#### SET PROBLEM
Give back the full material, exactly as it reads.
★ ★ ★ ★
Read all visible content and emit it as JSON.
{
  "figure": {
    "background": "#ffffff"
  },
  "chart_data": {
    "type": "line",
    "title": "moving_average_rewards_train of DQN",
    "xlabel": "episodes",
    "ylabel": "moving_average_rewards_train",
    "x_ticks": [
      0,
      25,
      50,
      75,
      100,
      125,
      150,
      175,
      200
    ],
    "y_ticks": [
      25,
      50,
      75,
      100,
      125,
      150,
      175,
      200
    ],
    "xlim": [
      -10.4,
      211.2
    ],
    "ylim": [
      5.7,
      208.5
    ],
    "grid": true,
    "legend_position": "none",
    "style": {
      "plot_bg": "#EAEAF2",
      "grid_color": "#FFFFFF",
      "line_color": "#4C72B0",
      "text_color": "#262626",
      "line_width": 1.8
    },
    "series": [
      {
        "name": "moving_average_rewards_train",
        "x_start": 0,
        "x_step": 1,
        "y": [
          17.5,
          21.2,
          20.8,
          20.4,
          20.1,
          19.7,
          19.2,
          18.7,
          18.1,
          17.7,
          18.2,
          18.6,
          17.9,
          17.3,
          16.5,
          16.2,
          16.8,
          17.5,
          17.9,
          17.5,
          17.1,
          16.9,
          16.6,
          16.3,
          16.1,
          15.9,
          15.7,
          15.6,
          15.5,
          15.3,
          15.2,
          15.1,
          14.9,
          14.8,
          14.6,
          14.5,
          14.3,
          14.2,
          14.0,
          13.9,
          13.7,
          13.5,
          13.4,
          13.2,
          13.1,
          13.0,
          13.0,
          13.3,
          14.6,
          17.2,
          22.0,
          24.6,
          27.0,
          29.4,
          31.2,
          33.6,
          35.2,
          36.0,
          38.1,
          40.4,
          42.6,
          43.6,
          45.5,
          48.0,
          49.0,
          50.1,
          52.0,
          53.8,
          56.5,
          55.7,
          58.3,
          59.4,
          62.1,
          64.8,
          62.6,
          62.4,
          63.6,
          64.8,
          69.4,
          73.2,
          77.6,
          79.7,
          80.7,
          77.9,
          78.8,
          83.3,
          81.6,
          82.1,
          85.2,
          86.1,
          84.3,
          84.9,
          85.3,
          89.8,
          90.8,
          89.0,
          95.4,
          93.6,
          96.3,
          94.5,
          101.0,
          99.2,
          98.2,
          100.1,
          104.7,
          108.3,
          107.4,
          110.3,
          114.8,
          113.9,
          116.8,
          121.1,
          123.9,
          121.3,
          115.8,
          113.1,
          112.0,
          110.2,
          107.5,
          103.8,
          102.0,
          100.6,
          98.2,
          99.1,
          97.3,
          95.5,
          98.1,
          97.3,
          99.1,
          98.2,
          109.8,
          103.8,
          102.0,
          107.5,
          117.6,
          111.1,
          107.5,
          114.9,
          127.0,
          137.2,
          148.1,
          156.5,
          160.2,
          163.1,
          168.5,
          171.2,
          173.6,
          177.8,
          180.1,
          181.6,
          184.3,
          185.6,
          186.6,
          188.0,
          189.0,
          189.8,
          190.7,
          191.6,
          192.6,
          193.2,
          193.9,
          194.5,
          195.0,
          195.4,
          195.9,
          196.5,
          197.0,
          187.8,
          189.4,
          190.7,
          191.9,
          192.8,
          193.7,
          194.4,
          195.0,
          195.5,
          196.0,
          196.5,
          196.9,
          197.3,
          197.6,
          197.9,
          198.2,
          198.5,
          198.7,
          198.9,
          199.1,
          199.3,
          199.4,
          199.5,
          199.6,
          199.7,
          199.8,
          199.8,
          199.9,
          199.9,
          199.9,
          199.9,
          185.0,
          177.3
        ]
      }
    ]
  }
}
★ ★ ★ ★
#### THE ANSWER
Read all visible content and emit it as JSON.
{
  "figure": {
    "background": "#ffffff"
  },
  "chart_data": {
    "type": "line",
    "title": "moving_average_rewards_train of DQN",
    "xlabel": "episodes",
    "ylabel": "moving_average_rewards_train",
    "x_ticks": [
      0,
      25,
      50,
      75,
      100,
      125,
      150,
      175,
      200
    ],
    "y_ticks": [
      25,
      50,
      75,
      100,
      125,
      150,
      175,
      200
    ],
    "xlim": [
      -10.4,
      211.2
    ],
    "ylim": [
      5.7,
      208.5
    ],
    "grid": true,
    "legend_position": "none",
    "style": {
      "plot_bg": "#EAEAF2",
      "grid_color": "#FFFFFF",
      "line_color": "#4C72B0",
      "text_color": "#262626",
      "line_width": 1.8
    },
    "series": [
      {
        "name": "moving_average_rewards_train",
        "x_start": 0,
        "x_step": 1,
        "y": [
          17.5,
          21.2,
          20.8,
          20.4,
          20.1,
          19.7,
          19.2,
          18.7,
          18.1,
          17.7,
          18.2,
          18.6,
          17.9,
          17.3,
          16.5,
          16.2,
          16.8,
          17.5,
          17.9,
          17.5,
          17.1,
          16.9,
          16.6,
          16.3,
          16.1,
          15.9,
          15.7,
          15.6,
          15.5,
          15.3,
          15.2,
          15.1,
          14.9,
          14.8,
          14.6,
          14.5,
          14.3,
          14.2,
          14.0,
          13.9,
          13.7,
          13.5,
          13.4,
          13.2,
          13.1,
          13.0,
          13.0,
          13.3,
          14.6,
          17.2,
          22.0,
          24.6,
          27.0,
          29.4,
          31.2,
          33.6,
          35.2,
          36.0,
          38.1,
          40.4,
          42.6,
          43.6,
          45.5,
          48.0,
          49.0,
          50.1,
          52.0,
          53.8,
          56.5,
          55.7,
          58.3,
          59.4,
          62.1,
          64.8,
          62.6,
          62.4,
          63.6,
          64.8,
          69.4,
          73.2,
          77.6,
          79.7,
          80.7,
          77.9,
          78.8,
          83.3,
          81.6,
          82.1,
          85.2,
          86.1,
          84.3,
          84.9,
          85.3,
          89.8,
          90.8,
          89.0,
          95.4,
          93.6,
          96.3,
          94.5,
          101.0,
          99.2,
          98.2,
          100.1,
          104.7,
          108.3,
          107.4,
          110.3,
          114.8,
          113.9,
          116.8,
          121.1,
          123.9,
          121.3,
          115.8,
          113.1,
          112.0,
          110.2,
          107.5,
          103.8,
          102.0,
          100.6,
          98.2,
          99.1,
          97.3,
          95.5,
          98.1,
          97.3,
          99.1,
          98.2,
          109.8,
          103.8,
          102.0,
          107.5,
          117.6,
          111.1,
          107.5,
          114.9,
          127.0,
          137.2,
          148.1,
          156.5,
          160.2,
          163.1,
          168.5,
          171.2,
          173.6,
          177.8,
          180.1,
          181.6,
          184.3,
          185.6,
          186.6,
          188.0,
          189.0,
          189.8,
          190.7,
          191.6,
          192.6,
          193.2,
          193.9,
          194.5,
          195.0,
          195.4,
          195.9,
          196.5,
          197.0,
          187.8,
          189.4,
          190.7,
          191.9,
          192.8,
          193.7,
          194.4,
          195.0,
          195.5,
          196.0,
          196.5,
          196.9,
          197.3,
          197.6,
          197.9,
          198.2,
          198.5,
          198.7,
          198.9,
          199.1,
          199.3,
          199.4,
          199.5,
          199.6,
          199.7,
          199.8,
          199.8,
          199.9,
          199.9,
          199.9,
          199.9,
          185.0,
          177.3
        ]
      }
    ]
  }
}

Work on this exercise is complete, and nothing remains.